# Exercise requirements:
Copy all lines below containing "Injury".

=== Records for this task ===

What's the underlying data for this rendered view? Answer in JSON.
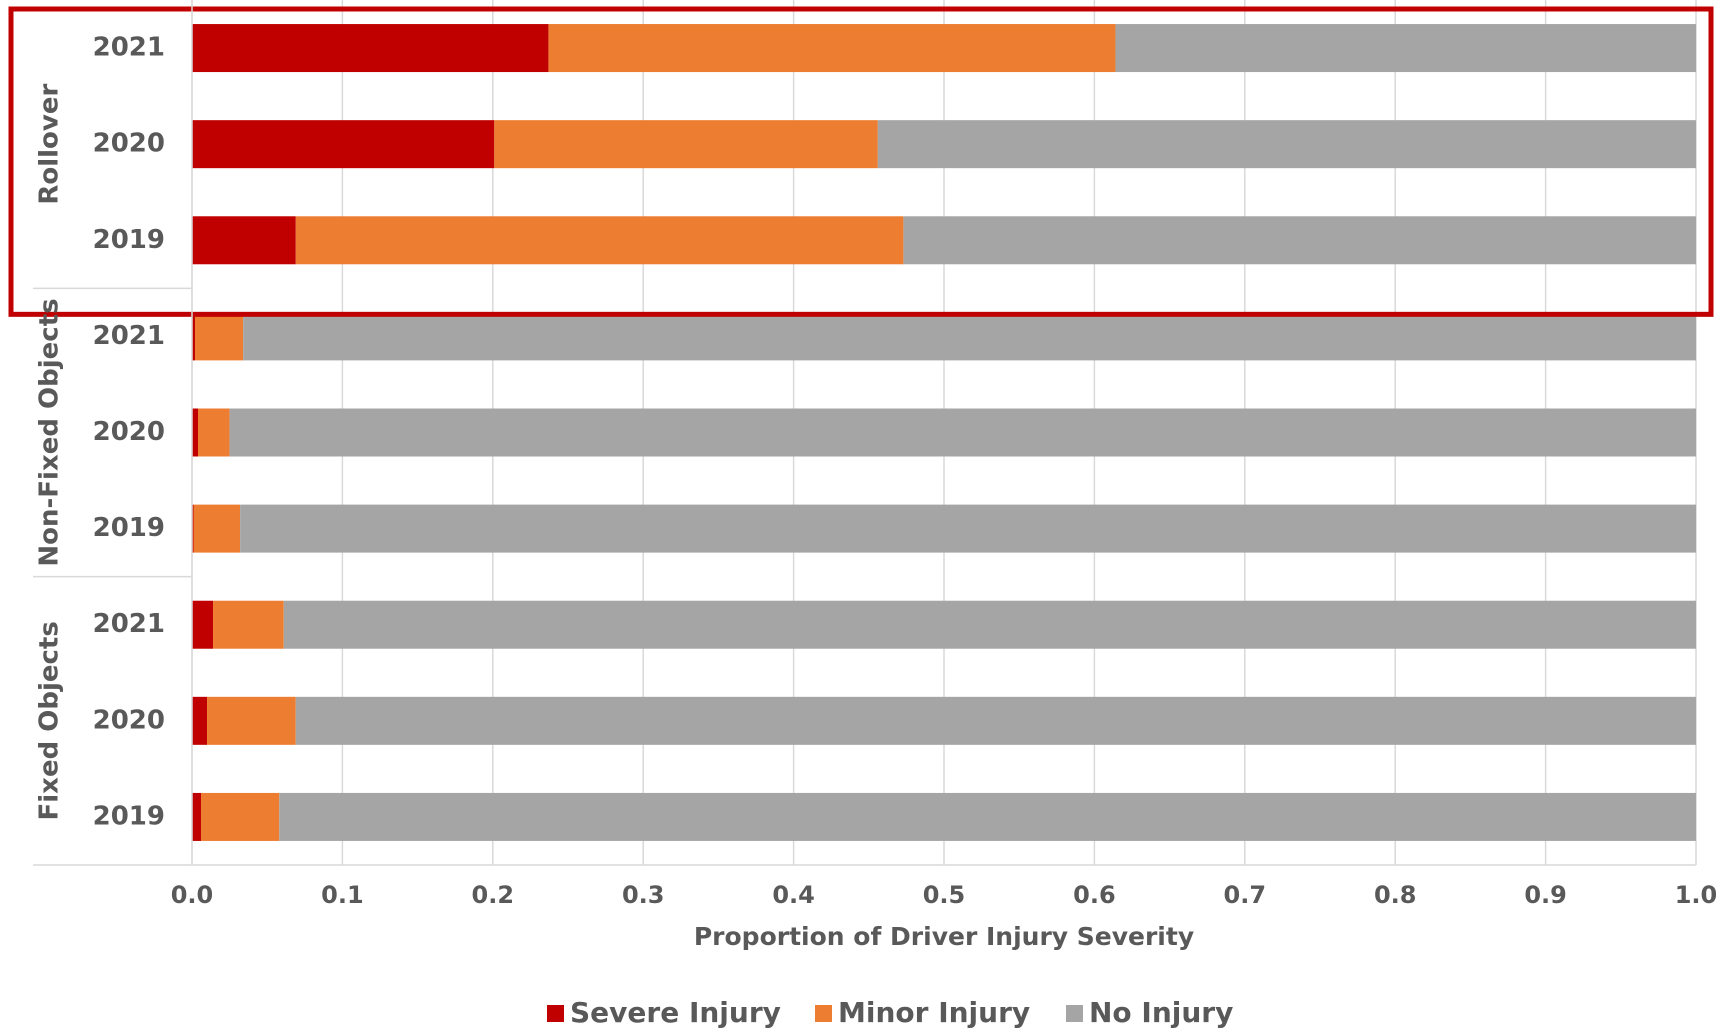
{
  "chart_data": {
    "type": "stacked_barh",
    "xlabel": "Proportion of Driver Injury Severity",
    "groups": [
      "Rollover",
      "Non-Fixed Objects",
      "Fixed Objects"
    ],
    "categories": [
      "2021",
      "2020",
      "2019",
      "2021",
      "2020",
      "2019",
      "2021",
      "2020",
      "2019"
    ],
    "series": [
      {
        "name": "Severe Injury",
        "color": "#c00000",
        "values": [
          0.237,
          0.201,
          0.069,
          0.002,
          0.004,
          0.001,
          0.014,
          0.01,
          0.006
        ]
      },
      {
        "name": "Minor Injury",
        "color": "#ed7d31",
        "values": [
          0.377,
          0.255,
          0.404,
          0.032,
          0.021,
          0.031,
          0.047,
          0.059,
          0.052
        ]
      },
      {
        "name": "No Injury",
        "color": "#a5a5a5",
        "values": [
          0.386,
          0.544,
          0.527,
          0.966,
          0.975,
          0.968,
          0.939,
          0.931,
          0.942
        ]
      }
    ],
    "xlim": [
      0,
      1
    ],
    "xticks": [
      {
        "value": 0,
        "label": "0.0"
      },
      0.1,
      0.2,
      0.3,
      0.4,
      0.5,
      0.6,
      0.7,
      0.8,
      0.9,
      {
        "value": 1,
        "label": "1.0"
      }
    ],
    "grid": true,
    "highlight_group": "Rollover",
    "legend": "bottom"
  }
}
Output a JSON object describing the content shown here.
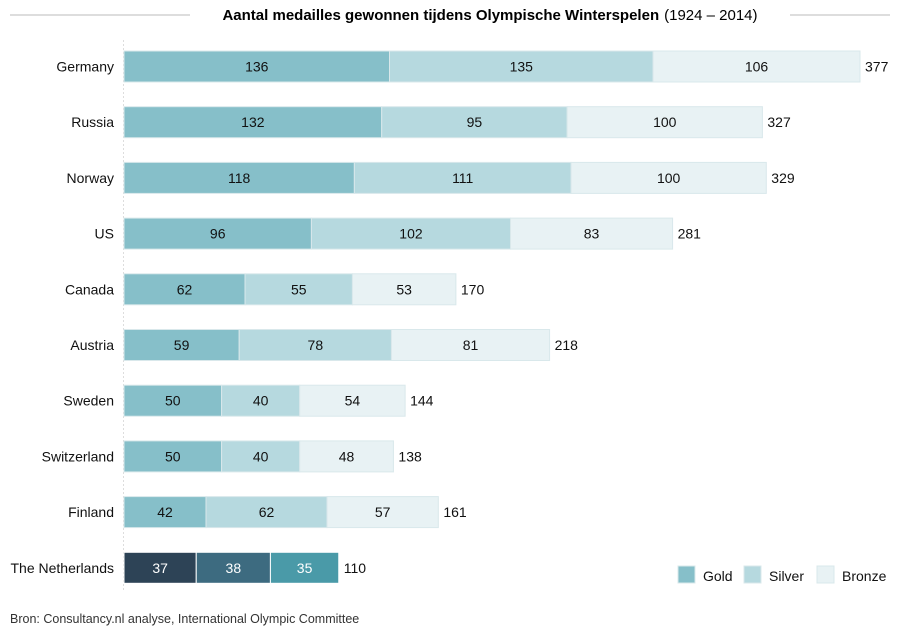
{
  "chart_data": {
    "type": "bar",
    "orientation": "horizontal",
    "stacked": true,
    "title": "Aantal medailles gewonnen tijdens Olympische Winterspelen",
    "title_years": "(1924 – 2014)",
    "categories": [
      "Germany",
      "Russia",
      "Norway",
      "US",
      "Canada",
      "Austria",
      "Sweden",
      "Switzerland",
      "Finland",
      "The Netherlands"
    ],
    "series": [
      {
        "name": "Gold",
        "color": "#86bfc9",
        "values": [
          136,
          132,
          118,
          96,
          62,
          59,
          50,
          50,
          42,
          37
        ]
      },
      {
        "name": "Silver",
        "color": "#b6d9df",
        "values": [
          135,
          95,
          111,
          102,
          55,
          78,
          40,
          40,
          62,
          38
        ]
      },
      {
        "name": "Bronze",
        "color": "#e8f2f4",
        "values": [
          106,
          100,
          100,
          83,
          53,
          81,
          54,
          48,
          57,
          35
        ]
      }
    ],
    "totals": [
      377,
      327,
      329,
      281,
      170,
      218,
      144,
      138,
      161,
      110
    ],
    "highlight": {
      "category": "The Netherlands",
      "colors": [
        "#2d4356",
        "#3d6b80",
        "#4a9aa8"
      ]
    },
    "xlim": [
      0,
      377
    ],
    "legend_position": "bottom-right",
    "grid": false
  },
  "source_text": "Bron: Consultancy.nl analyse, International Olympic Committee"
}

===

# Answer to this exercise:
    "xlabel": "Proportion of Driver Injury Severity",
        "name": "Severe Injury",
        "name": "Minor Injury",
        "name": "No Injury",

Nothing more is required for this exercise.